**Work to be completed**
Copy the data below exactly, omitting any picture it contains.

**Material provided**
· · · ·

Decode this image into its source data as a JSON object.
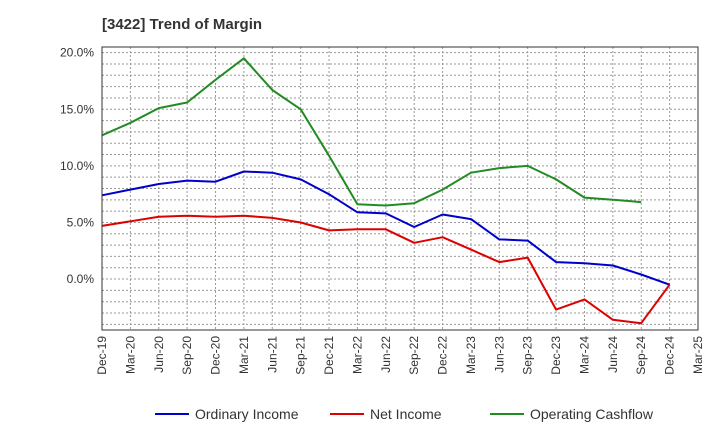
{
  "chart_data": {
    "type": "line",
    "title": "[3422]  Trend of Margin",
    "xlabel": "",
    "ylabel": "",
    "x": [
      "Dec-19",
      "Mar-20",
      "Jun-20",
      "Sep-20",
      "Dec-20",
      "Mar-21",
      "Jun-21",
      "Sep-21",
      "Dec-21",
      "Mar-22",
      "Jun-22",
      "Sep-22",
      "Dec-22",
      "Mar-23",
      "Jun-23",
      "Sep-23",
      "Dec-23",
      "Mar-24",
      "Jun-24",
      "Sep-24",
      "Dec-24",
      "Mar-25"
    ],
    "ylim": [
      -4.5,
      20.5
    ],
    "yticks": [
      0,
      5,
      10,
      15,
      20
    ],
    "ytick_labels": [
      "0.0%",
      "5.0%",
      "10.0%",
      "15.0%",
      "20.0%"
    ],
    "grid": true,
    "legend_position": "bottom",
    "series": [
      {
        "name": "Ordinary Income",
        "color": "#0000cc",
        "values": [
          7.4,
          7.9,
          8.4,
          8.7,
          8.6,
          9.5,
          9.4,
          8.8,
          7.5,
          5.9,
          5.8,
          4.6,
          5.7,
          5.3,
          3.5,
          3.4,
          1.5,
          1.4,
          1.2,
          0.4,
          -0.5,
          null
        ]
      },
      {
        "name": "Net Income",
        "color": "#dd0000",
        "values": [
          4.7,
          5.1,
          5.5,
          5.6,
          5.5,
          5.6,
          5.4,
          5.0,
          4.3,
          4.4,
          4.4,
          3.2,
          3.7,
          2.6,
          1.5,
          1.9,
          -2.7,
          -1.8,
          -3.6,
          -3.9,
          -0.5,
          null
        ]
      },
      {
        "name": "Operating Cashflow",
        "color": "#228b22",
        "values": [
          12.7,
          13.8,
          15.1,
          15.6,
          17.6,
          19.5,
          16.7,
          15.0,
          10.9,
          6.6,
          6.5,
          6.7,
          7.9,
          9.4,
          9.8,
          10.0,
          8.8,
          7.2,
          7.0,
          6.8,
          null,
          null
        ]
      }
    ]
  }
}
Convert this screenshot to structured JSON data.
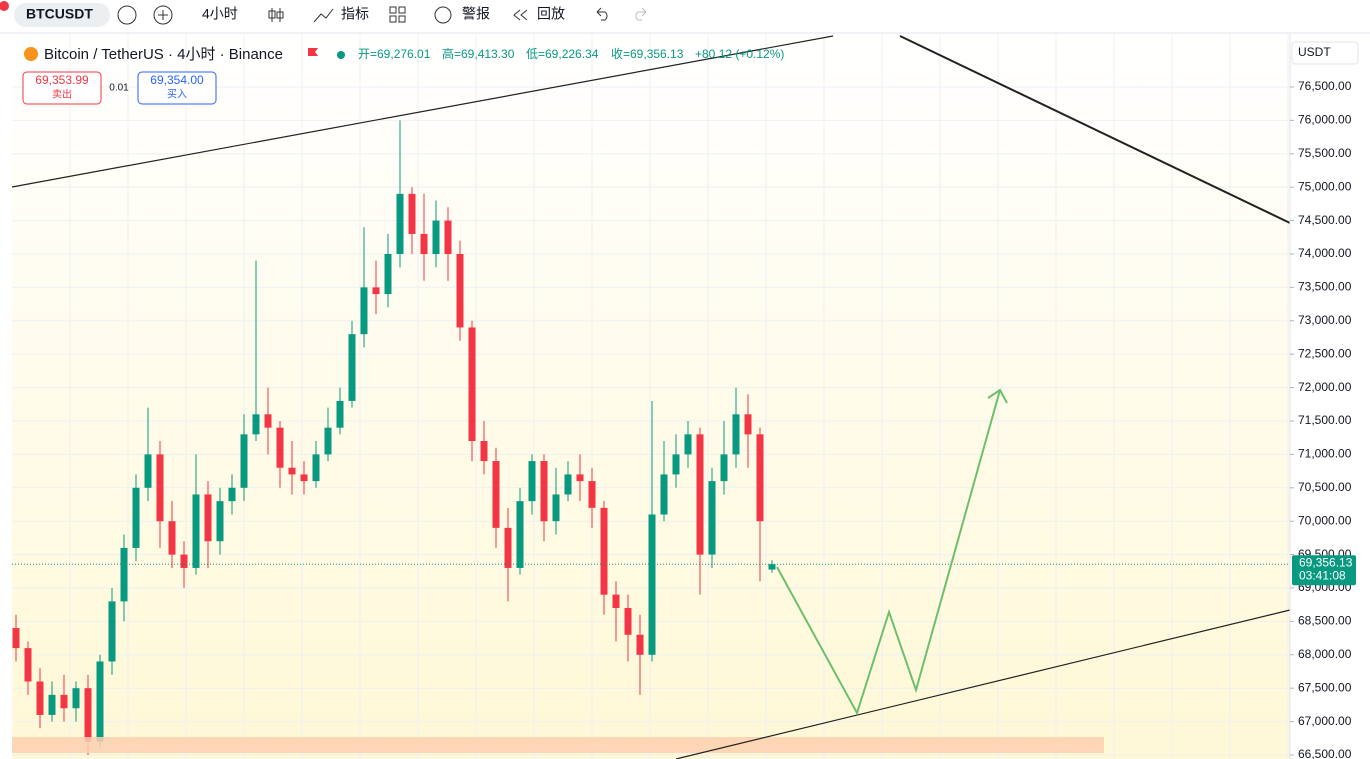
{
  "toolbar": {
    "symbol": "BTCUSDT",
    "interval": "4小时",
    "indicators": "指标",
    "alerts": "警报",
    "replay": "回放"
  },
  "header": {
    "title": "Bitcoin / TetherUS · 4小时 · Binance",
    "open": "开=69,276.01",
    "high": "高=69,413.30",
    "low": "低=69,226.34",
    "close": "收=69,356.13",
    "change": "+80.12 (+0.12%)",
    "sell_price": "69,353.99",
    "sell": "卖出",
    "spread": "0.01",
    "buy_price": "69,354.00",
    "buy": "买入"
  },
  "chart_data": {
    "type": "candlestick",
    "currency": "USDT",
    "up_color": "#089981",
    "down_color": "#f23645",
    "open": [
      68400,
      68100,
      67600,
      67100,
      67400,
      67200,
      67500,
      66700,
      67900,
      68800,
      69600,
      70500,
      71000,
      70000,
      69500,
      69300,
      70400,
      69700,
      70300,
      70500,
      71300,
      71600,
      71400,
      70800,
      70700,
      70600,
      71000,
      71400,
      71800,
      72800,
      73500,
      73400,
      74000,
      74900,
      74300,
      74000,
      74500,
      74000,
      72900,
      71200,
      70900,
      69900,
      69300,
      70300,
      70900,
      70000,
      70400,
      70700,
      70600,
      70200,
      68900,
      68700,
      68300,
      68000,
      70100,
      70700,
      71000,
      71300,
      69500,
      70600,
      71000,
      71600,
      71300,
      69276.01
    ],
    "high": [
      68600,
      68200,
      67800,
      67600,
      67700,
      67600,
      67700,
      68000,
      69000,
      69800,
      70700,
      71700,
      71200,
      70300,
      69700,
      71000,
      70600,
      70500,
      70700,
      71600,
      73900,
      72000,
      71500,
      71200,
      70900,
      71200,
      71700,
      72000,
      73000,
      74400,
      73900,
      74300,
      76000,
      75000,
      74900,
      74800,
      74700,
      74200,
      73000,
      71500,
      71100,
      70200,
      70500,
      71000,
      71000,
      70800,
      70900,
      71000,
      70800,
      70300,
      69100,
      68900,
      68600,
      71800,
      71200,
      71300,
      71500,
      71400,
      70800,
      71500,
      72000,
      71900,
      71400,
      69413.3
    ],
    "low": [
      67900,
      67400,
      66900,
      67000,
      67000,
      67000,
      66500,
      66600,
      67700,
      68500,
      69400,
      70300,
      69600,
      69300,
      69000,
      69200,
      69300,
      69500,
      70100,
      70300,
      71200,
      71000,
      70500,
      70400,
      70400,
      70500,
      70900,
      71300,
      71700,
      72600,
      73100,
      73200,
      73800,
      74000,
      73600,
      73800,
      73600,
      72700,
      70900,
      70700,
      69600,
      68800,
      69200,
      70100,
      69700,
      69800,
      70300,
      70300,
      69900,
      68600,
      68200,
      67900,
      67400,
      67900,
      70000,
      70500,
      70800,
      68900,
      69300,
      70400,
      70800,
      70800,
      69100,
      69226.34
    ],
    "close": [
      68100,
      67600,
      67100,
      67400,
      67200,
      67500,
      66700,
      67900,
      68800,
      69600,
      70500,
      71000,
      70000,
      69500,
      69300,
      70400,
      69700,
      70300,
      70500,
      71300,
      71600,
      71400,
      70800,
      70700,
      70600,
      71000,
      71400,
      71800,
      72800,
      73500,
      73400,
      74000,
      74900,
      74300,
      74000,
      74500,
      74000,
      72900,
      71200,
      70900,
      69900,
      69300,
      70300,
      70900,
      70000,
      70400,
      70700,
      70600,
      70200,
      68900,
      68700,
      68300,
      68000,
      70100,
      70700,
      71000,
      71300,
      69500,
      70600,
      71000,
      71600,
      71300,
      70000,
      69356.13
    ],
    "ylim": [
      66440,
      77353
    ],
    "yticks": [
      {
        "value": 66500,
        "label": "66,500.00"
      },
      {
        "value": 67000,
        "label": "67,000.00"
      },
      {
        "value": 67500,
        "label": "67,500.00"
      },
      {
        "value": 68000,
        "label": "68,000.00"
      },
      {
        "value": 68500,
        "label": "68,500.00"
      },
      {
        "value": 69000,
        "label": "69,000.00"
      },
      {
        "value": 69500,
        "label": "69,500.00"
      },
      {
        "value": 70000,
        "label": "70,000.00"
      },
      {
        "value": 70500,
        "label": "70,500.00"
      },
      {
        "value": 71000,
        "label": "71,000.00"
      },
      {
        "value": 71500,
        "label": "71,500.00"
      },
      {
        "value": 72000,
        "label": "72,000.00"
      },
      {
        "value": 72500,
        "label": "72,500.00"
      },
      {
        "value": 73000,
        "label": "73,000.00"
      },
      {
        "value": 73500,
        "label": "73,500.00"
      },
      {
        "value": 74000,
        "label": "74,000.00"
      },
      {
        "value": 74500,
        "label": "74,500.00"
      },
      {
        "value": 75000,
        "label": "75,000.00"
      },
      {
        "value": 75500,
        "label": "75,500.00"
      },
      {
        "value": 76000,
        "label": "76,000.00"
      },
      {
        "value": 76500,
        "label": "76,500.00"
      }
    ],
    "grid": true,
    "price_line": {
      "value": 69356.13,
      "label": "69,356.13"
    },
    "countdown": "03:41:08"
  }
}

· · · ·

**Result of this task**
Decode this image into its source data as a JSON object.
{
  "chart_data": {
    "type": "line",
    "title": "[3422]  Trend of Margin",
    "xlabel": "",
    "ylabel": "",
    "x": [
      "Dec-19",
      "Mar-20",
      "Jun-20",
      "Sep-20",
      "Dec-20",
      "Mar-21",
      "Jun-21",
      "Sep-21",
      "Dec-21",
      "Mar-22",
      "Jun-22",
      "Sep-22",
      "Dec-22",
      "Mar-23",
      "Jun-23",
      "Sep-23",
      "Dec-23",
      "Mar-24",
      "Jun-24",
      "Sep-24",
      "Dec-24",
      "Mar-25"
    ],
    "ylim": [
      -4.5,
      20.5
    ],
    "yticks": [
      0,
      5,
      10,
      15,
      20
    ],
    "ytick_labels": [
      "0.0%",
      "5.0%",
      "10.0%",
      "15.0%",
      "20.0%"
    ],
    "grid": true,
    "legend_position": "bottom",
    "series": [
      {
        "name": "Ordinary Income",
        "color": "#0000cc",
        "values": [
          7.4,
          7.9,
          8.4,
          8.7,
          8.6,
          9.5,
          9.4,
          8.8,
          7.5,
          5.9,
          5.8,
          4.6,
          5.7,
          5.3,
          3.5,
          3.4,
          1.5,
          1.4,
          1.2,
          0.4,
          -0.5,
          null
        ]
      },
      {
        "name": "Net Income",
        "color": "#dd0000",
        "values": [
          4.7,
          5.1,
          5.5,
          5.6,
          5.5,
          5.6,
          5.4,
          5.0,
          4.3,
          4.4,
          4.4,
          3.2,
          3.7,
          2.6,
          1.5,
          1.9,
          -2.7,
          -1.8,
          -3.6,
          -3.9,
          -0.5,
          null
        ]
      },
      {
        "name": "Operating Cashflow",
        "color": "#228b22",
        "values": [
          12.7,
          13.8,
          15.1,
          15.6,
          17.6,
          19.5,
          16.7,
          15.0,
          10.9,
          6.6,
          6.5,
          6.7,
          7.9,
          9.4,
          9.8,
          10.0,
          8.8,
          7.2,
          7.0,
          6.8,
          null,
          null
        ]
      }
    ]
  }
}
Convert this screenshot to structured JSON data.
{
  "toolbar": {
    "symbol": "BTCUSDT",
    "interval": "4小时",
    "indicators": "指标",
    "alerts": "警报",
    "replay": "回放"
  },
  "header": {
    "title": "Bitcoin / TetherUS · 4小时 · Binance",
    "open": "开=69,276.01",
    "high": "高=69,413.30",
    "low": "低=69,226.34",
    "close": "收=69,356.13",
    "change": "+80.12 (+0.12%)",
    "sell_price": "69,353.99",
    "sell": "卖出",
    "spread": "0.01",
    "buy_price": "69,354.00",
    "buy": "买入"
  },
  "chart_data": {
    "type": "candlestick",
    "currency": "USDT",
    "up_color": "#089981",
    "down_color": "#f23645",
    "open": [
      68400,
      68100,
      67600,
      67100,
      67400,
      67200,
      67500,
      66700,
      67900,
      68800,
      69600,
      70500,
      71000,
      70000,
      69500,
      69300,
      70400,
      69700,
      70300,
      70500,
      71300,
      71600,
      71400,
      70800,
      70700,
      70600,
      71000,
      71400,
      71800,
      72800,
      73500,
      73400,
      74000,
      74900,
      74300,
      74000,
      74500,
      74000,
      72900,
      71200,
      70900,
      69900,
      69300,
      70300,
      70900,
      70000,
      70400,
      70700,
      70600,
      70200,
      68900,
      68700,
      68300,
      68000,
      70100,
      70700,
      71000,
      71300,
      69500,
      70600,
      71000,
      71600,
      71300,
      69276.01
    ],
    "high": [
      68600,
      68200,
      67800,
      67600,
      67700,
      67600,
      67700,
      68000,
      69000,
      69800,
      70700,
      71700,
      71200,
      70300,
      69700,
      71000,
      70600,
      70500,
      70700,
      71600,
      73900,
      72000,
      71500,
      71200,
      70900,
      71200,
      71700,
      72000,
      73000,
      74400,
      73900,
      74300,
      76000,
      75000,
      74900,
      74800,
      74700,
      74200,
      73000,
      71500,
      71100,
      70200,
      70500,
      71000,
      71000,
      70800,
      70900,
      71000,
      70800,
      70300,
      69100,
      68900,
      68600,
      71800,
      71200,
      71300,
      71500,
      71400,
      70800,
      71500,
      72000,
      71900,
      71400,
      69413.3
    ],
    "low": [
      67900,
      67400,
      66900,
      67000,
      67000,
      67000,
      66500,
      66600,
      67700,
      68500,
      69400,
      70300,
      69600,
      69300,
      69000,
      69200,
      69300,
      69500,
      70100,
      70300,
      71200,
      71000,
      70500,
      70400,
      70400,
      70500,
      70900,
      71300,
      71700,
      72600,
      73100,
      73200,
      73800,
      74000,
      73600,
      73800,
      73600,
      72700,
      70900,
      70700,
      69600,
      68800,
      69200,
      70100,
      69700,
      69800,
      70300,
      70300,
      69900,
      68600,
      68200,
      67900,
      67400,
      67900,
      70000,
      70500,
      70800,
      68900,
      69300,
      70400,
      70800,
      70800,
      69100,
      69226.34
    ],
    "close": [
      68100,
      67600,
      67100,
      67400,
      67200,
      67500,
      66700,
      67900,
      68800,
      69600,
      70500,
      71000,
      70000,
      69500,
      69300,
      70400,
      69700,
      70300,
      70500,
      71300,
      71600,
      71400,
      70800,
      70700,
      70600,
      71000,
      71400,
      71800,
      72800,
      73500,
      73400,
      74000,
      74900,
      74300,
      74000,
      74500,
      74000,
      72900,
      71200,
      70900,
      69900,
      69300,
      70300,
      70900,
      70000,
      70400,
      70700,
      70600,
      70200,
      68900,
      68700,
      68300,
      68000,
      70100,
      70700,
      71000,
      71300,
      69500,
      70600,
      71000,
      71600,
      71300,
      70000,
      69356.13
    ],
    "ylim": [
      66440,
      77353
    ],
    "yticks": [
      {
        "value": 66500,
        "label": "66,500.00"
      },
      {
        "value": 67000,
        "label": "67,000.00"
      },
      {
        "value": 67500,
        "label": "67,500.00"
      },
      {
        "value": 68000,
        "label": "68,000.00"
      },
      {
        "value": 68500,
        "label": "68,500.00"
      },
      {
        "value": 69000,
        "label": "69,000.00"
      },
      {
        "value": 69500,
        "label": "69,500.00"
      },
      {
        "value": 70000,
        "label": "70,000.00"
      },
      {
        "value": 70500,
        "label": "70,500.00"
      },
      {
        "value": 71000,
        "label": "71,000.00"
      },
      {
        "value": 71500,
        "label": "71,500.00"
      },
      {
        "value": 72000,
        "label": "72,000.00"
      },
      {
        "value": 72500,
        "label": "72,500.00"
      },
      {
        "value": 73000,
        "label": "73,000.00"
      },
      {
        "value": 73500,
        "label": "73,500.00"
      },
      {
        "value": 74000,
        "label": "74,000.00"
      },
      {
        "value": 74500,
        "label": "74,500.00"
      },
      {
        "value": 75000,
        "label": "75,000.00"
      },
      {
        "value": 75500,
        "label": "75,500.00"
      },
      {
        "value": 76000,
        "label": "76,000.00"
      },
      {
        "value": 76500,
        "label": "76,500.00"
      }
    ],
    "grid": true,
    "price_line": {
      "value": 69356.13,
      "label": "69,356.13"
    },
    "countdown": "03:41:08"
  }
}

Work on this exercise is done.